### EXERCISE OBJECTIVE
Return every record below exactly as written, but leave out the pictures.

### Rows from a dataset
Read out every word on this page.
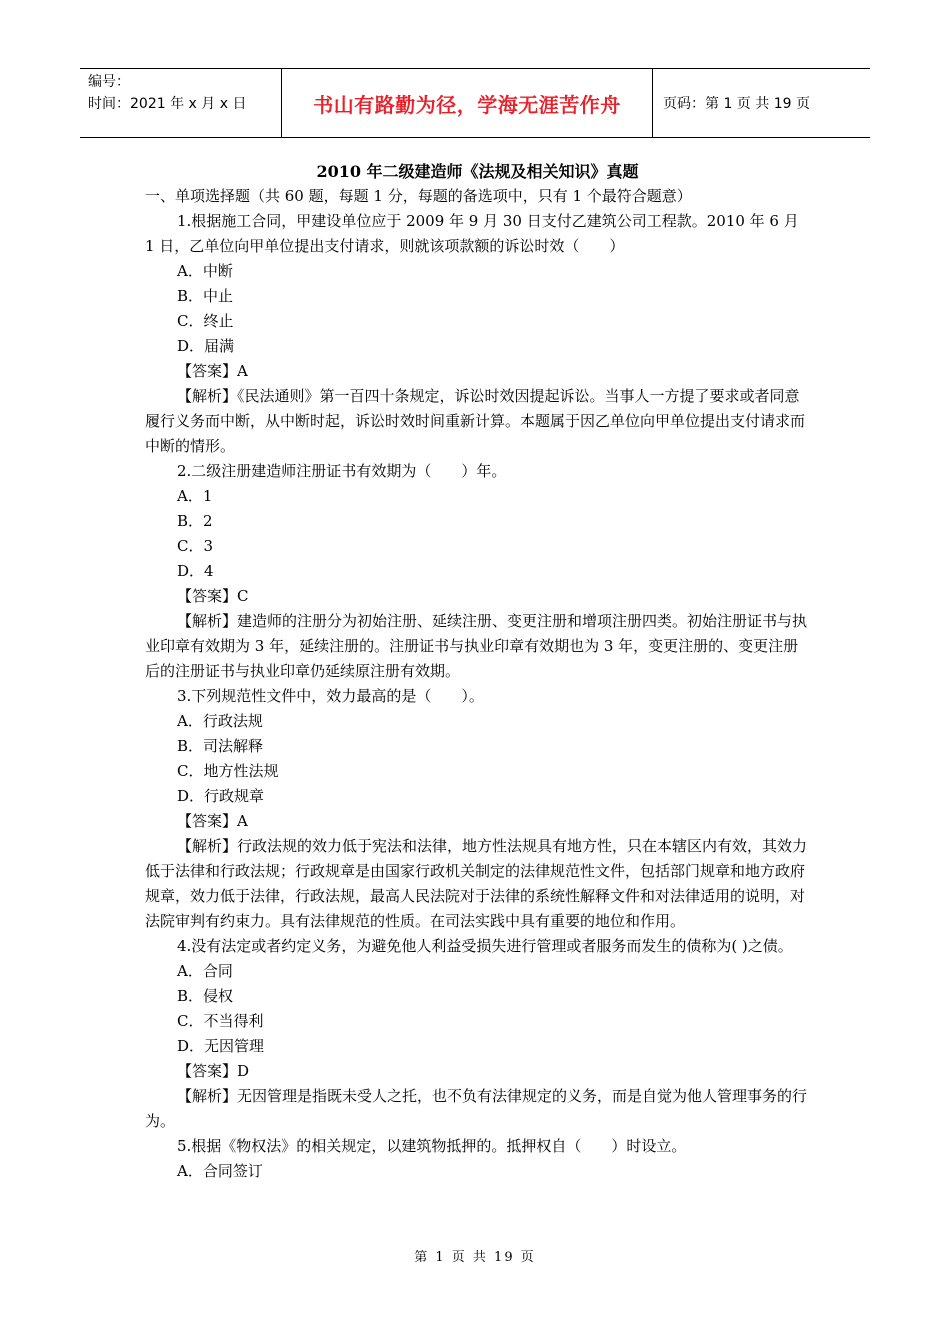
编号：
时间：2021 年 x 月 x 日	书山有路勤为径，学海无涯苦作舟	页码：第 1 页 共 19 页
2010 年二级建造师《法规及相关知识》真题

一、单项选择题（共 60 题，每题 1 分，每题的备选项中，只有 1 个最符合题意）

1.根据施工合同，甲建设单位应于 2009 年 9 月 30 日支付乙建筑公司工程款。2010 年 6 月 1 日，乙单位向甲单位提出支付请求，则就该项款额的诉讼时效（　　）

A．中断

B．中止

C．终止

D．届满

【答案】A

【解析】《民法通则》第一百四十条规定，诉讼时效因提起诉讼。当事人一方提了要求或者同意履行义务而中断，从中断时起，诉讼时效时间重新计算。本题属于因乙单位向甲单位提出支付请求而中断的情形。

2.二级注册建造师注册证书有效期为（　　）年。

A．1

B．2

C．3

D．4

【答案】C

【解析】建造师的注册分为初始注册、延续注册、变更注册和增项注册四类。初始注册证书与执业印章有效期为 3 年，延续注册的。注册证书与执业印章有效期也为 3 年，变更注册的、变更注册后的注册证书与执业印章仍延续原注册有效期。

3.下列规范性文件中，效力最高的是（　　）。

A．行政法规

B．司法解释

C．地方性法规

D．行政规章

【答案】A

【解析】行政法规的效力低于宪法和法律，地方性法规具有地方性，只在本辖区内有效，其效力低于法律和行政法规；行政规章是由国家行政机关制定的法律规范性文件，包括部门规章和地方政府规章，效力低于法律，行政法规，最高人民法院对于法律的系统性解释文件和对法律适用的说明，对法院审判有约束力。具有法律规范的性质。在司法实践中具有重要的地位和作用。

4.没有法定或者约定义务，为避免他人利益受损失进行管理或者服务而发生的债称为( )之债。

A．合同

B．侵权

C．不当得利

D．无因管理

【答案】D

【解析】无因管理是指既未受人之托，也不负有法律规定的义务，而是自觉为他人管理事务的行为。

5.根据《物权法》的相关规定，以建筑物抵押的。抵押权自（　　）时设立。

A．合同签订

第 1 页 共 19 页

### WRITTEN SOLUTION
Read out every word on this page.
编号：
时间：2021 年 x 月 x 日	书山有路勤为径，学海无涯苦作舟	页码：第 1 页 共 19 页
2010 年二级建造师《法规及相关知识》真题

一、单项选择题（共 60 题，每题 1 分，每题的备选项中，只有 1 个最符合题意）

1.根据施工合同，甲建设单位应于 2009 年 9 月 30 日支付乙建筑公司工程款。2010 年 6 月 1 日，乙单位向甲单位提出支付请求，则就该项款额的诉讼时效（　　）

A．中断

B．中止

C．终止

D．届满

【答案】A

【解析】《民法通则》第一百四十条规定，诉讼时效因提起诉讼。当事人一方提了要求或者同意履行义务而中断，从中断时起，诉讼时效时间重新计算。本题属于因乙单位向甲单位提出支付请求而中断的情形。

2.二级注册建造师注册证书有效期为（　　）年。

A．1

B．2

C．3

D．4

【答案】C

【解析】建造师的注册分为初始注册、延续注册、变更注册和增项注册四类。初始注册证书与执业印章有效期为 3 年，延续注册的。注册证书与执业印章有效期也为 3 年，变更注册的、变更注册后的注册证书与执业印章仍延续原注册有效期。

3.下列规范性文件中，效力最高的是（　　）。

A．行政法规

B．司法解释

C．地方性法规

D．行政规章

【答案】A

【解析】行政法规的效力低于宪法和法律，地方性法规具有地方性，只在本辖区内有效，其效力低于法律和行政法规；行政规章是由国家行政机关制定的法律规范性文件，包括部门规章和地方政府规章，效力低于法律，行政法规，最高人民法院对于法律的系统性解释文件和对法律适用的说明，对法院审判有约束力。具有法律规范的性质。在司法实践中具有重要的地位和作用。

4.没有法定或者约定义务，为避免他人利益受损失进行管理或者服务而发生的债称为( )之债。

A．合同

B．侵权

C．不当得利

D．无因管理

【答案】D

【解析】无因管理是指既未受人之托，也不负有法律规定的义务，而是自觉为他人管理事务的行为。

5.根据《物权法》的相关规定，以建筑物抵押的。抵押权自（　　）时设立。

A．合同签订

第 1 页 共 19 页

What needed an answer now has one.